### WHAT IS EXPECTED
Reproduce the records verbatim, line for line, but leave out any pictures.

══════════════════════════════

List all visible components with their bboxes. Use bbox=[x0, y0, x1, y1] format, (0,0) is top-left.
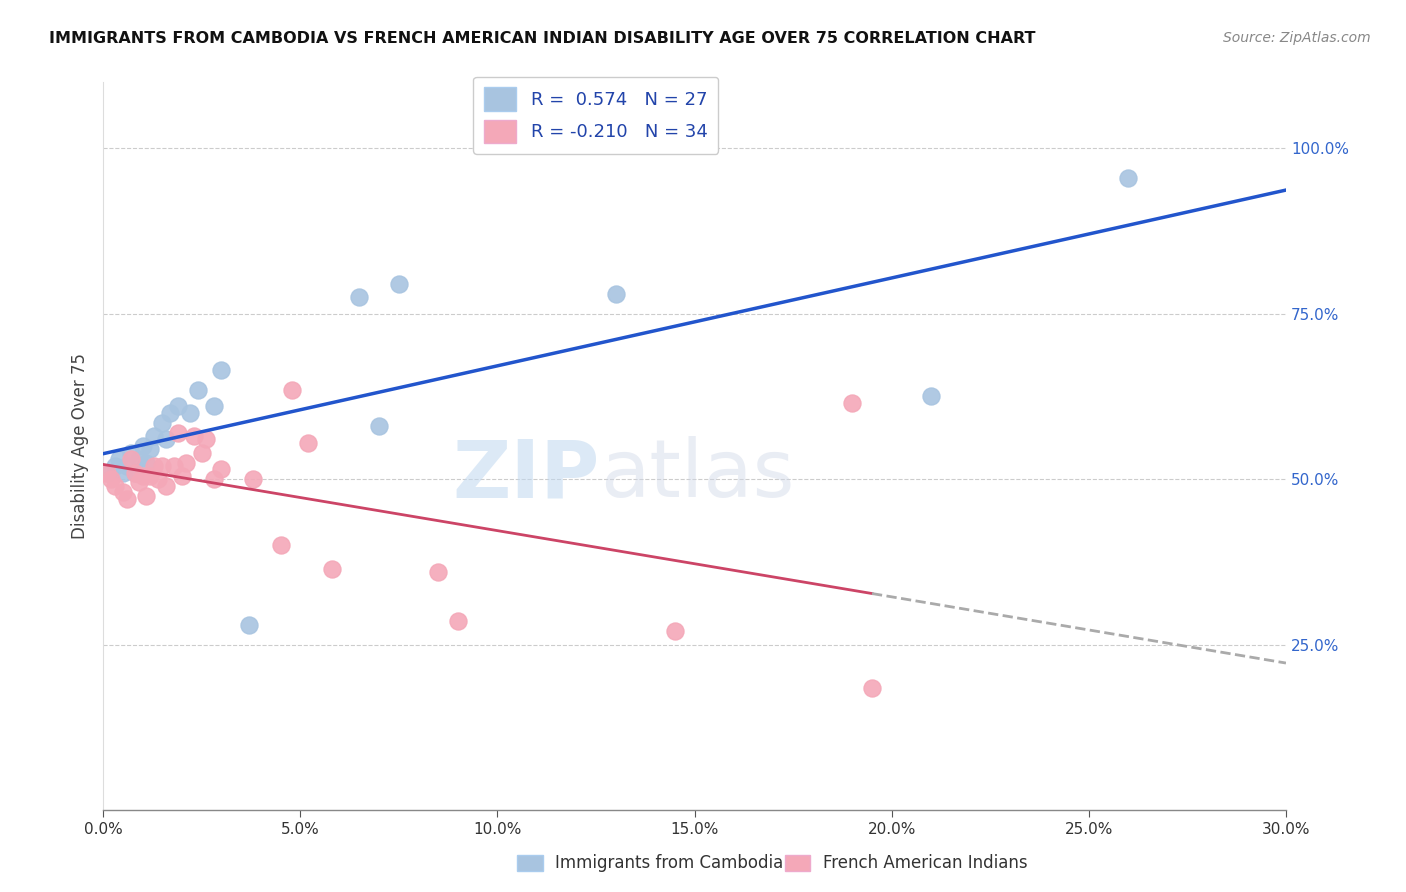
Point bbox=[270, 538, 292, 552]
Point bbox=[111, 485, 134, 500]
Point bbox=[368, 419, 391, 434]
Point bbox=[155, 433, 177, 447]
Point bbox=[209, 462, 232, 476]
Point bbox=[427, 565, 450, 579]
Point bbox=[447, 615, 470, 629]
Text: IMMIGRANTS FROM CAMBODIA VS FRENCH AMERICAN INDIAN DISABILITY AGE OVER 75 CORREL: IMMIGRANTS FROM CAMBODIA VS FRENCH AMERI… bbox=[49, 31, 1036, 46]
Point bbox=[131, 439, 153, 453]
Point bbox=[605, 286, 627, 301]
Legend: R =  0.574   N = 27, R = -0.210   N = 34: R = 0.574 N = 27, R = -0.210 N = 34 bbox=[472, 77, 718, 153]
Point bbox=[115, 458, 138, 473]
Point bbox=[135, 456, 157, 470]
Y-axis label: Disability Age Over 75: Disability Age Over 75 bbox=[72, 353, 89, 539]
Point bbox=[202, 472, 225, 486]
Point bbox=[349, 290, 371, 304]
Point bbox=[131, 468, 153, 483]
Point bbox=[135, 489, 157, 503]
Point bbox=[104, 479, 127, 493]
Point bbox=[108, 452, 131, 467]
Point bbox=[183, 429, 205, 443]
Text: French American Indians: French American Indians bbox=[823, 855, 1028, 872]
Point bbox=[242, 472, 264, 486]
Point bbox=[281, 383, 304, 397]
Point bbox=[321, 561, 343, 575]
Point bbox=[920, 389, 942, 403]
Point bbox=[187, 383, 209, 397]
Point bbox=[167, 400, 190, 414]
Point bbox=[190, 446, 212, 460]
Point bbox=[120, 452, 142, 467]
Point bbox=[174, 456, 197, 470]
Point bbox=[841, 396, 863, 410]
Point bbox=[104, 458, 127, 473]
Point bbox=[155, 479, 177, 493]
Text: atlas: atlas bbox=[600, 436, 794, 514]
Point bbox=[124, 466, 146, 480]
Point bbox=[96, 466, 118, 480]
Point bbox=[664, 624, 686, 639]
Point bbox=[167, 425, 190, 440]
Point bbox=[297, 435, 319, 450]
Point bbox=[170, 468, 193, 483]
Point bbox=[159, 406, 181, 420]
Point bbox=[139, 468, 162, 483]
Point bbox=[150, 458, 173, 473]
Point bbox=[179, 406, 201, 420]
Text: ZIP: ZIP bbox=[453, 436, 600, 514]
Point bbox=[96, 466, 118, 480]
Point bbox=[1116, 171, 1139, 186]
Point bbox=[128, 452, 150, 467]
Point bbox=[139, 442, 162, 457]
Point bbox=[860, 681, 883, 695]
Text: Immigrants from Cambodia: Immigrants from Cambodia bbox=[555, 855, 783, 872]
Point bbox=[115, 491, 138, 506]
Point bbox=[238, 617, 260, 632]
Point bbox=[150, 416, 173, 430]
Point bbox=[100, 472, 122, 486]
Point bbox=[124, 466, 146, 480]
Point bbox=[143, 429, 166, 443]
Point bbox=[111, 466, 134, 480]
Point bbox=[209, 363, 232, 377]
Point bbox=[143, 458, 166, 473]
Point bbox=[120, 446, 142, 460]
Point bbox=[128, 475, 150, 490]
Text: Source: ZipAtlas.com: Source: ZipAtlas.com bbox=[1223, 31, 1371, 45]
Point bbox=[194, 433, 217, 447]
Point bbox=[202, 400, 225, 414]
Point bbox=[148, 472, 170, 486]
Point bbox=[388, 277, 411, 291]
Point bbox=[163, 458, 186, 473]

══════════════════════════════

### RESULT FOR THIS EXERCISE
List all visible components with their bboxes. Use bbox=[x0, y0, x1, y1] format, (0,0) is top-left.
Point bbox=[270, 538, 292, 552]
Point bbox=[111, 485, 134, 500]
Point bbox=[368, 419, 391, 434]
Point bbox=[155, 433, 177, 447]
Point bbox=[209, 462, 232, 476]
Point bbox=[427, 565, 450, 579]
Point bbox=[447, 615, 470, 629]
Text: IMMIGRANTS FROM CAMBODIA VS FRENCH AMERICAN INDIAN DISABILITY AGE OVER 75 CORREL: IMMIGRANTS FROM CAMBODIA VS FRENCH AMERI… bbox=[49, 31, 1036, 46]
Point bbox=[131, 439, 153, 453]
Point bbox=[605, 286, 627, 301]
Legend: R =  0.574   N = 27, R = -0.210   N = 34: R = 0.574 N = 27, R = -0.210 N = 34 bbox=[472, 77, 718, 153]
Point bbox=[115, 458, 138, 473]
Point bbox=[135, 456, 157, 470]
Y-axis label: Disability Age Over 75: Disability Age Over 75 bbox=[72, 353, 89, 539]
Point bbox=[202, 472, 225, 486]
Point bbox=[349, 290, 371, 304]
Point bbox=[131, 468, 153, 483]
Point bbox=[135, 489, 157, 503]
Point bbox=[104, 479, 127, 493]
Point bbox=[108, 452, 131, 467]
Point bbox=[183, 429, 205, 443]
Text: French American Indians: French American Indians bbox=[823, 855, 1028, 872]
Point bbox=[242, 472, 264, 486]
Point bbox=[281, 383, 304, 397]
Point bbox=[321, 561, 343, 575]
Point bbox=[920, 389, 942, 403]
Point bbox=[187, 383, 209, 397]
Point bbox=[167, 400, 190, 414]
Point bbox=[190, 446, 212, 460]
Point bbox=[120, 452, 142, 467]
Point bbox=[174, 456, 197, 470]
Point bbox=[841, 396, 863, 410]
Point bbox=[104, 458, 127, 473]
Point bbox=[155, 479, 177, 493]
Text: atlas: atlas bbox=[600, 436, 794, 514]
Point bbox=[124, 466, 146, 480]
Point bbox=[96, 466, 118, 480]
Point bbox=[664, 624, 686, 639]
Point bbox=[167, 425, 190, 440]
Point bbox=[297, 435, 319, 450]
Point bbox=[170, 468, 193, 483]
Point bbox=[159, 406, 181, 420]
Point bbox=[139, 468, 162, 483]
Point bbox=[150, 458, 173, 473]
Point bbox=[179, 406, 201, 420]
Text: ZIP: ZIP bbox=[453, 436, 600, 514]
Point bbox=[96, 466, 118, 480]
Point bbox=[1116, 171, 1139, 186]
Point bbox=[128, 452, 150, 467]
Point bbox=[139, 442, 162, 457]
Point bbox=[860, 681, 883, 695]
Text: Immigrants from Cambodia: Immigrants from Cambodia bbox=[555, 855, 783, 872]
Point bbox=[115, 491, 138, 506]
Point bbox=[238, 617, 260, 632]
Point bbox=[150, 416, 173, 430]
Point bbox=[100, 472, 122, 486]
Point bbox=[124, 466, 146, 480]
Point bbox=[143, 429, 166, 443]
Point bbox=[111, 466, 134, 480]
Point bbox=[209, 363, 232, 377]
Point bbox=[143, 458, 166, 473]
Point bbox=[120, 446, 142, 460]
Point bbox=[128, 475, 150, 490]
Text: Source: ZipAtlas.com: Source: ZipAtlas.com bbox=[1223, 31, 1371, 45]
Point bbox=[194, 433, 217, 447]
Point bbox=[202, 400, 225, 414]
Point bbox=[148, 472, 170, 486]
Point bbox=[388, 277, 411, 291]
Point bbox=[163, 458, 186, 473]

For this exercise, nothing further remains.